--- begin ---

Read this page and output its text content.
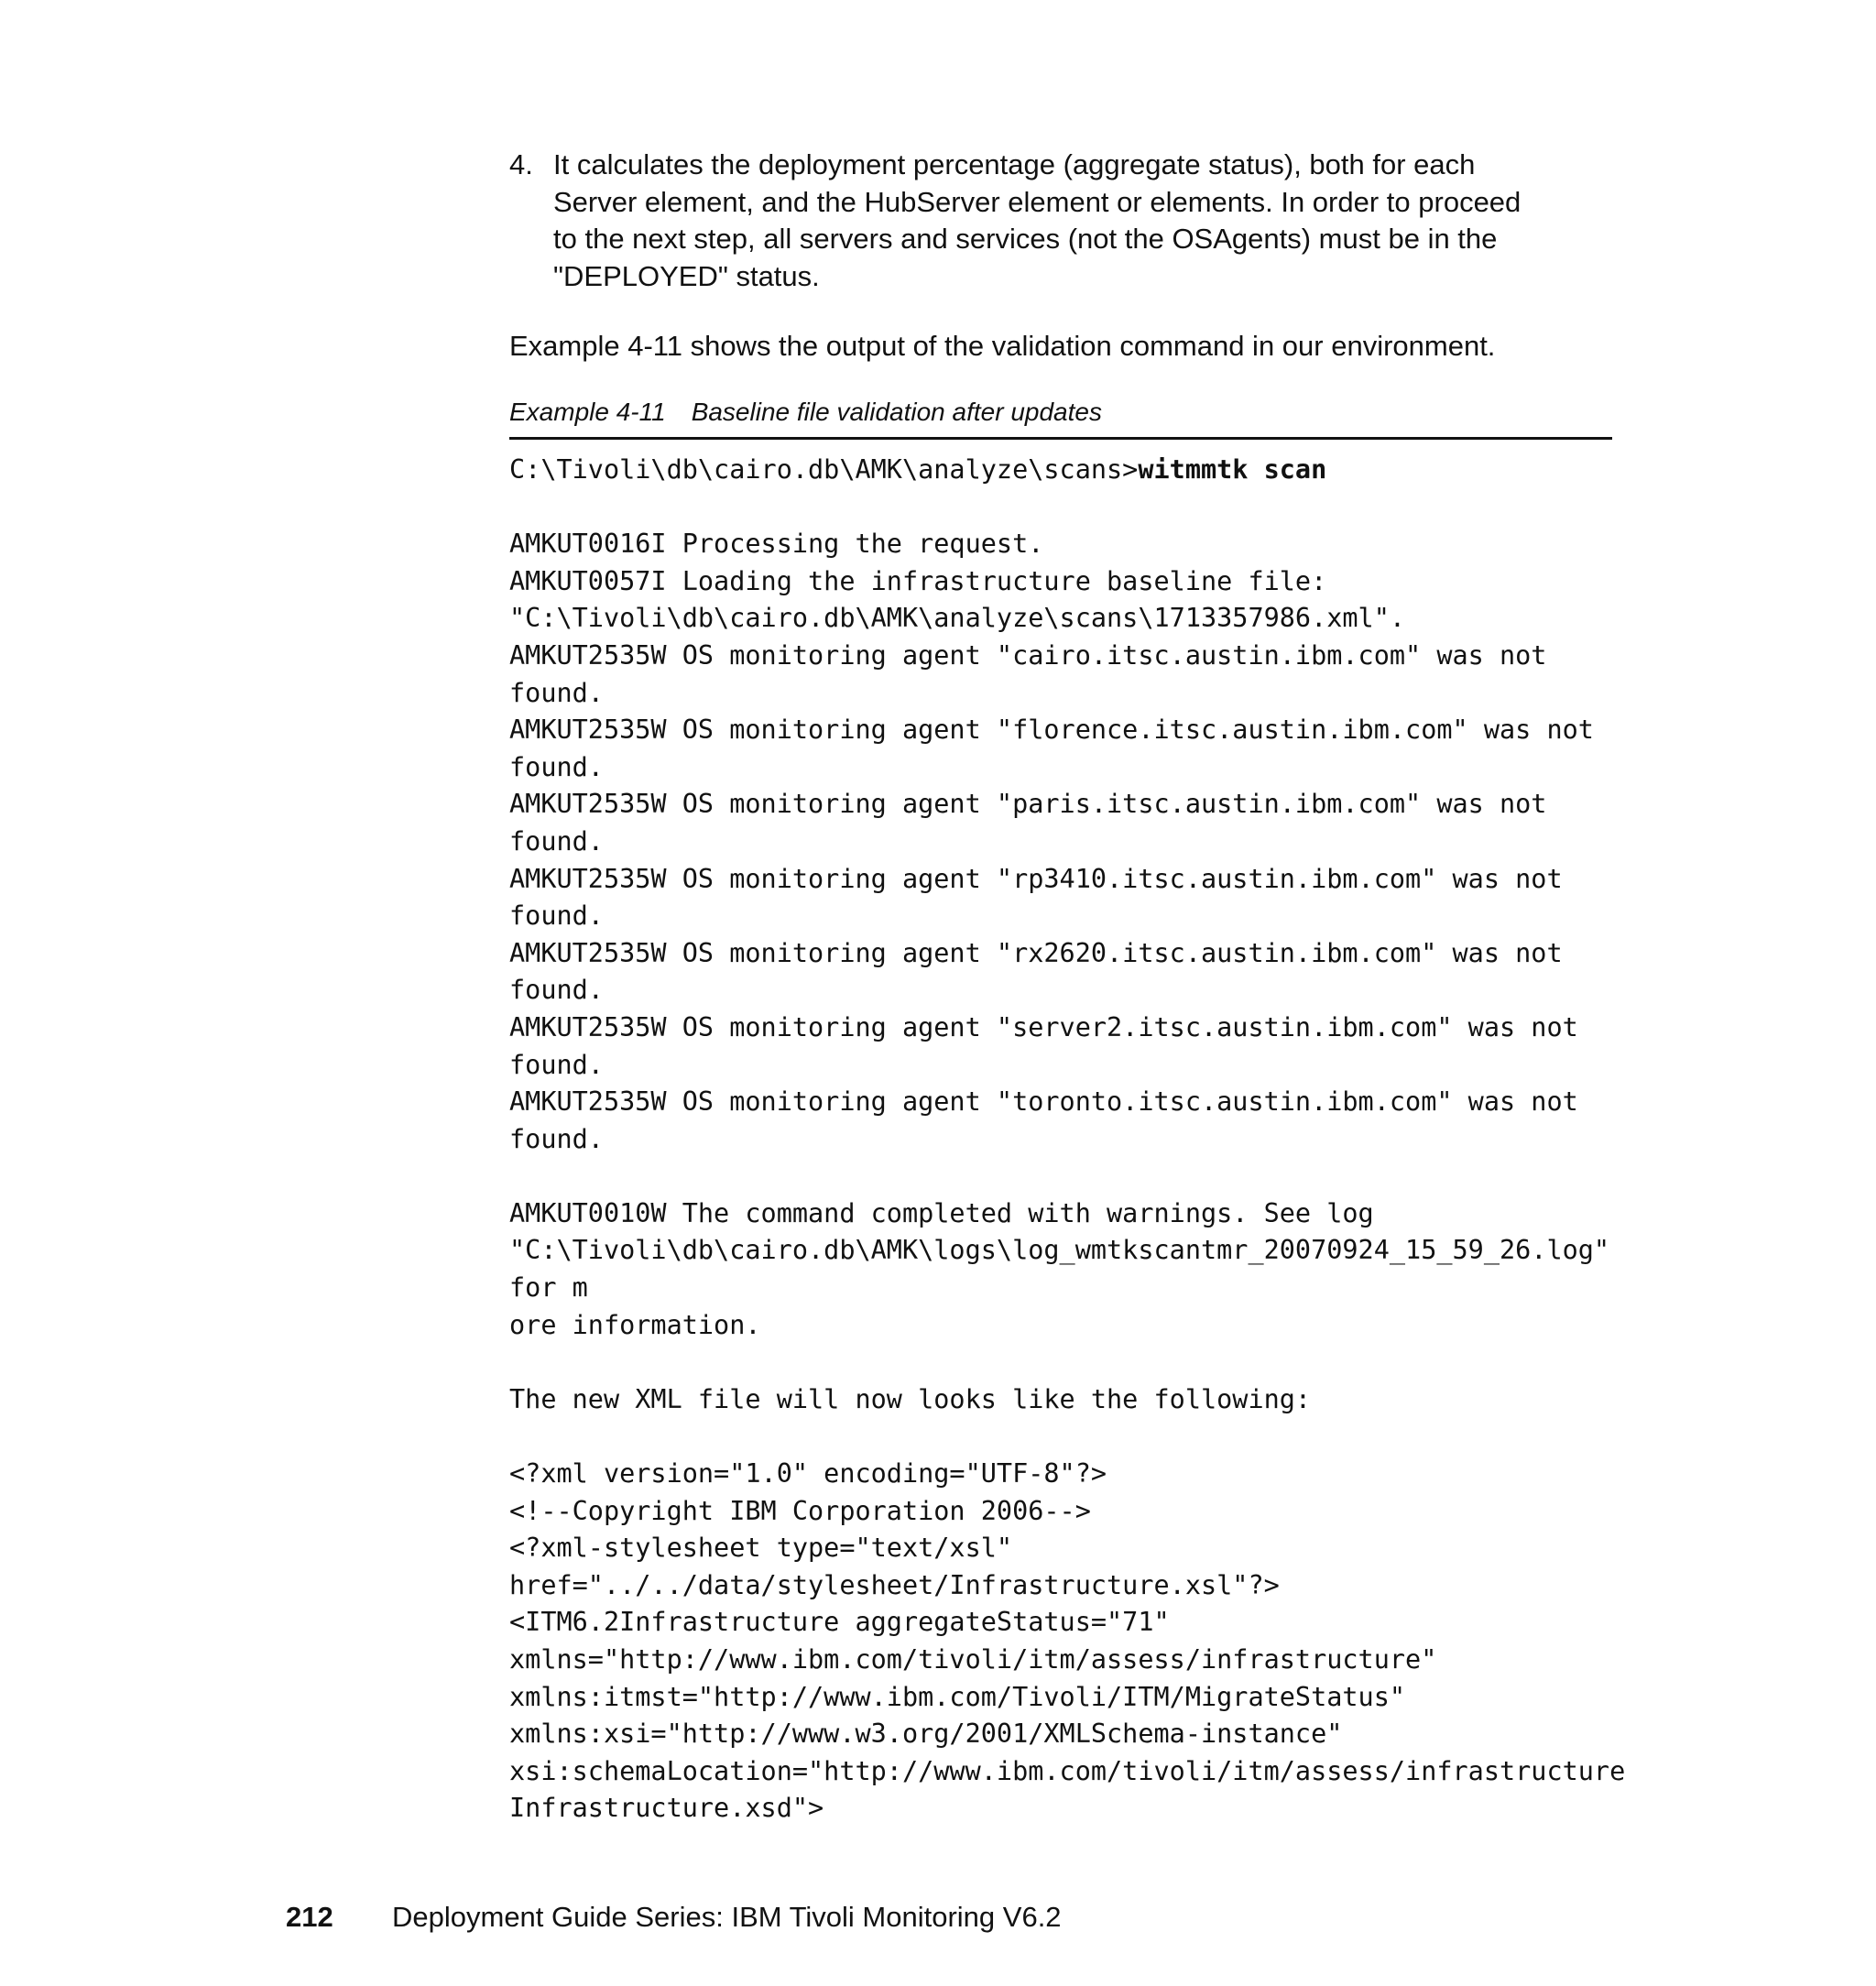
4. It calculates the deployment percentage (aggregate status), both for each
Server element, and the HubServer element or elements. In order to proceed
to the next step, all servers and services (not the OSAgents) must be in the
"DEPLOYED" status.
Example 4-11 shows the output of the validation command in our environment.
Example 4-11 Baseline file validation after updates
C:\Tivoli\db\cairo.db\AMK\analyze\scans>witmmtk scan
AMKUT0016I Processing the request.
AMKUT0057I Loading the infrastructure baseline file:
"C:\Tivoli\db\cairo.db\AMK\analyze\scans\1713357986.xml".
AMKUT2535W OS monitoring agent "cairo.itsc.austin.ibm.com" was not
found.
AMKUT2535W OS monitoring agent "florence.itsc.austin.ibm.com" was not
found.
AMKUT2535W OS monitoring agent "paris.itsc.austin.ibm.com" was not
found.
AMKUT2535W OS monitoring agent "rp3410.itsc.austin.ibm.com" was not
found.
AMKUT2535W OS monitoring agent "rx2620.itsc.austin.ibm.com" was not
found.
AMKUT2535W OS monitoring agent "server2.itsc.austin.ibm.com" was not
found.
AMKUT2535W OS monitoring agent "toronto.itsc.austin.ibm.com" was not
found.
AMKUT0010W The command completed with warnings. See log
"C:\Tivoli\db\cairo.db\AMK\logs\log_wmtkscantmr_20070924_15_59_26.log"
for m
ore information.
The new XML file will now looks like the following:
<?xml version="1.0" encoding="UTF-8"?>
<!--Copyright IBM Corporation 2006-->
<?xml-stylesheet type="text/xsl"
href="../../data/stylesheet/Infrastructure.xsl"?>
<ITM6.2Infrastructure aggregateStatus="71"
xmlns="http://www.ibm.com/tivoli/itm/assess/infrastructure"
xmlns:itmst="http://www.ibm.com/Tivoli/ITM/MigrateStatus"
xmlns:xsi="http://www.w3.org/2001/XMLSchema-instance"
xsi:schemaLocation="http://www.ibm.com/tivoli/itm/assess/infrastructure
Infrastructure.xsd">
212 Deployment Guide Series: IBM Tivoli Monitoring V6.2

--- end ---
--- begin ---

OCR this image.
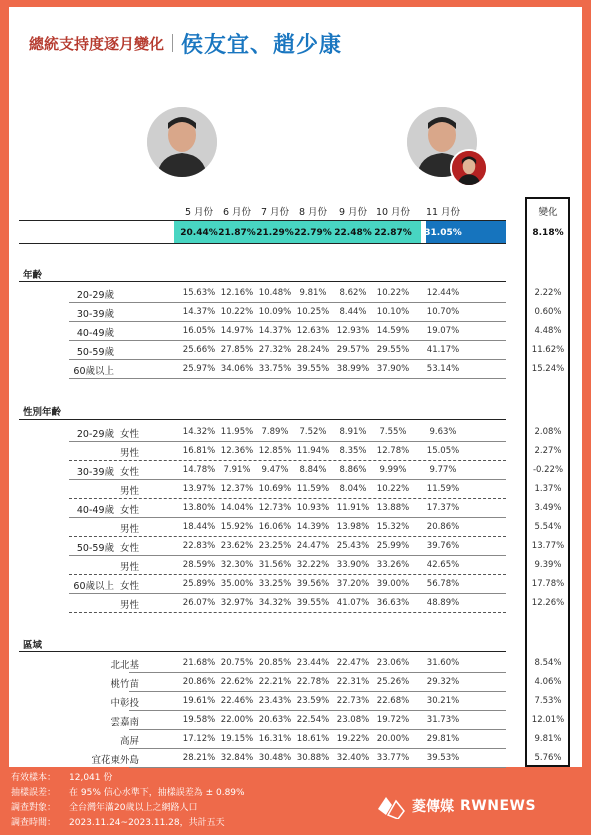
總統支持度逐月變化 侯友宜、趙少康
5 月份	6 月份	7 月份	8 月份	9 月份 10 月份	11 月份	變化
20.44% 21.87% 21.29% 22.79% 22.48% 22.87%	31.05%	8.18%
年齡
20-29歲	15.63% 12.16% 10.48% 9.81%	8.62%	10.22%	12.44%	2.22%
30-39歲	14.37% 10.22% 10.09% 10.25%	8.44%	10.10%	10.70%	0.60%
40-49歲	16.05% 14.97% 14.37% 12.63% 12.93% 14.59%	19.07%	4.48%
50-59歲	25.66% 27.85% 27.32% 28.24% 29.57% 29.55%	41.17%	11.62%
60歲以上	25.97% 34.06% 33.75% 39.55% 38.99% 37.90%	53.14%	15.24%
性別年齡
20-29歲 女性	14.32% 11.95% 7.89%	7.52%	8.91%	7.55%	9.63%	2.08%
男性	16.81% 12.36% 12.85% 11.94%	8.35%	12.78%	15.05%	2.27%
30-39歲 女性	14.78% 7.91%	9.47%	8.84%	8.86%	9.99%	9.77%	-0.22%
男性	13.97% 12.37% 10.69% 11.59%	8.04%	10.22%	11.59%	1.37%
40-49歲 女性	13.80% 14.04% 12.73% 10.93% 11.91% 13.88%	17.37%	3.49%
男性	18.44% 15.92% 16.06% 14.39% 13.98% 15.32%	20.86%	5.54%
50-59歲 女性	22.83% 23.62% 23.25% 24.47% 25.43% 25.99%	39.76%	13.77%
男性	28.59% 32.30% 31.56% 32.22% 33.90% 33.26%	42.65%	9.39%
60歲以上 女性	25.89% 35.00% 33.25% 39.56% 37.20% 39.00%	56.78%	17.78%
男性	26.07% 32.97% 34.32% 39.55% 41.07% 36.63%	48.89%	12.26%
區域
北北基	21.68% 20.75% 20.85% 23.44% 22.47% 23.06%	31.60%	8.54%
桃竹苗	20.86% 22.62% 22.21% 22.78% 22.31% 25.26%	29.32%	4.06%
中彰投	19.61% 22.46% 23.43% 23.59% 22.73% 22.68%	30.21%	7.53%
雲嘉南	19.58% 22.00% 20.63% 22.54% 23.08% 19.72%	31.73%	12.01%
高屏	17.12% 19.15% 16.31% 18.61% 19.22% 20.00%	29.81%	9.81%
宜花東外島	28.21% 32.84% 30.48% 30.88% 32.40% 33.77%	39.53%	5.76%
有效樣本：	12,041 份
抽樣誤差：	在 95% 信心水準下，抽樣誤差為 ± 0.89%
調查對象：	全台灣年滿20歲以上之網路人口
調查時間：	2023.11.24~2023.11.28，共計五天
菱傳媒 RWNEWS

--- end ---

▶ What the task requires: Pull out every line containing "command".

▶ Written reply:
Example 4-11 shows the output of the validation command in our environment.
AMKUT0010W The command completed with warnings. See log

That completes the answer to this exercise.